---------- Data for this task

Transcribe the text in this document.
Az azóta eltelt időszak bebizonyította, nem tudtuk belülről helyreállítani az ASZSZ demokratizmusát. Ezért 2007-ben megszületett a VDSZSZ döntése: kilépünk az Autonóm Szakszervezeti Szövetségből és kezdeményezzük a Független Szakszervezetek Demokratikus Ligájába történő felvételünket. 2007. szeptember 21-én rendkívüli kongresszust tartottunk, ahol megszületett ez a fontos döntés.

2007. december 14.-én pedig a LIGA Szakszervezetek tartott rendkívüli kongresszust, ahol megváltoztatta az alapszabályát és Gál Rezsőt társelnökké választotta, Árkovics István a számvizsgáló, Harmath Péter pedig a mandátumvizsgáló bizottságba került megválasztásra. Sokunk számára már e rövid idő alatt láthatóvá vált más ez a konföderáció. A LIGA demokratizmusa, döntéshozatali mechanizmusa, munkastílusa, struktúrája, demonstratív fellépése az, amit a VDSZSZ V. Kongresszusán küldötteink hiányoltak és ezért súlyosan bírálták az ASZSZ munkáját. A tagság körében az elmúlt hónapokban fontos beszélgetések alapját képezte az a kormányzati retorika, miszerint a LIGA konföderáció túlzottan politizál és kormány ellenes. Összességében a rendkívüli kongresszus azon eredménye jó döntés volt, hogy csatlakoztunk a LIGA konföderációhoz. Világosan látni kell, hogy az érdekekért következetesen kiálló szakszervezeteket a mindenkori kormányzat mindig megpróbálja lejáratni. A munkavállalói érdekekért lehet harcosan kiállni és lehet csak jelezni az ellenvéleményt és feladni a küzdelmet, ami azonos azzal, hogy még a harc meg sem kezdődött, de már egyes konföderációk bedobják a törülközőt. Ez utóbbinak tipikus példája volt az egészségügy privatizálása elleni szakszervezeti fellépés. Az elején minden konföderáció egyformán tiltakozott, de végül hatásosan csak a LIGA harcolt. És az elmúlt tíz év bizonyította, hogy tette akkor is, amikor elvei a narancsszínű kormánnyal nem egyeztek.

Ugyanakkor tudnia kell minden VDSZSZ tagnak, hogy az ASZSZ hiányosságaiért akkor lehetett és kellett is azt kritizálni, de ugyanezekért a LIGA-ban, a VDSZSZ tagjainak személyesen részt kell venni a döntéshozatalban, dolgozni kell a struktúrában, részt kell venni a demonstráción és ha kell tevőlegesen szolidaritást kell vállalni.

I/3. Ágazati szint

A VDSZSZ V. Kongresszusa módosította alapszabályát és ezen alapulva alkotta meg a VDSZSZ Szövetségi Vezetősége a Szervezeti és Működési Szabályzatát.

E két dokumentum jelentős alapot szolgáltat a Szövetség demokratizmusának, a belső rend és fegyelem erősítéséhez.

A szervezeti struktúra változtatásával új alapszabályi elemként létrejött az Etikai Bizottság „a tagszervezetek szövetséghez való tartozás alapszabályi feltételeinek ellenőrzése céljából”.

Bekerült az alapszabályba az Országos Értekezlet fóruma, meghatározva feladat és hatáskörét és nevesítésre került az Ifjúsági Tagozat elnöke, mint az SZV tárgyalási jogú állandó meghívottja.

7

--------------------

What the task asks — In the listing, find all lines with the string "hogy" and copy them.

Problem solution —
2007. december 14.-én pedig a LIGA Szakszervezetek tartott rendkívüli kongresszust, ahol megváltoztatta az alapszabályát és Gál Rezsőt társelnökké választotta, Árkovics István a számvizsgáló, Harmath Péter pedig a mandátumvizsgáló bizottságba került megválasztásra. Sokunk számára már e rövid idő alatt láthatóvá vált más ez a konföderáció. A LIGA demokratizmusa, döntéshozatali mechanizmusa, munkastílusa, struktúrája, demonstratív fellépése az, amit a VDSZSZ V. Kongresszusán küldötteink hiányoltak és ezért súlyosan bírálták az ASZSZ munkáját. A tagság körében az elmúlt hónapokban fontos beszélgetések alapját képezte az a kormányzati retorika, miszerint a LIGA konföderáció túlzottan politizál és kormány ellenes. Összességében a rendkívüli kongresszus azon eredménye jó döntés volt, hogy csatlakoztunk a LIGA konföderációhoz. Világosan látni kell, hogy az érdekekért következetesen kiálló szakszervezeteket a mindenkori kormányzat mindig megpróbálja lejáratni. A munkavállalói érdekekért lehet harcosan kiállni és lehet csak jelezni az ellenvéleményt és feladni a küzdelmet, ami azonos azzal, hogy még a harc meg sem kezdődött, de már egyes konföderációk bedobják a törülközőt. Ez utóbbinak tipikus példája volt az egészségügy privatizálása elleni szakszervezeti fellépés. Az elején minden konföderáció egyformán tiltakozott, de végül hatásosan csak a LIGA harcolt. És az elmúlt tíz év bizonyította, hogy tette akkor is, amikor elvei a narancsszínű kormánnyal nem egyeztek.
Ugyanakkor tudnia kell minden VDSZSZ tagnak, hogy az ASZSZ hiányosságaiért akkor lehetett és kellett is azt kritizálni, de ugyanezekért a LIGA-ban, a VDSZSZ tagjainak személyesen részt kell venni a döntéshozatalban, dolgozni kell a struktúrában, részt kell venni a demonstráción és ha kell tevőlegesen szolidaritást kell vállalni.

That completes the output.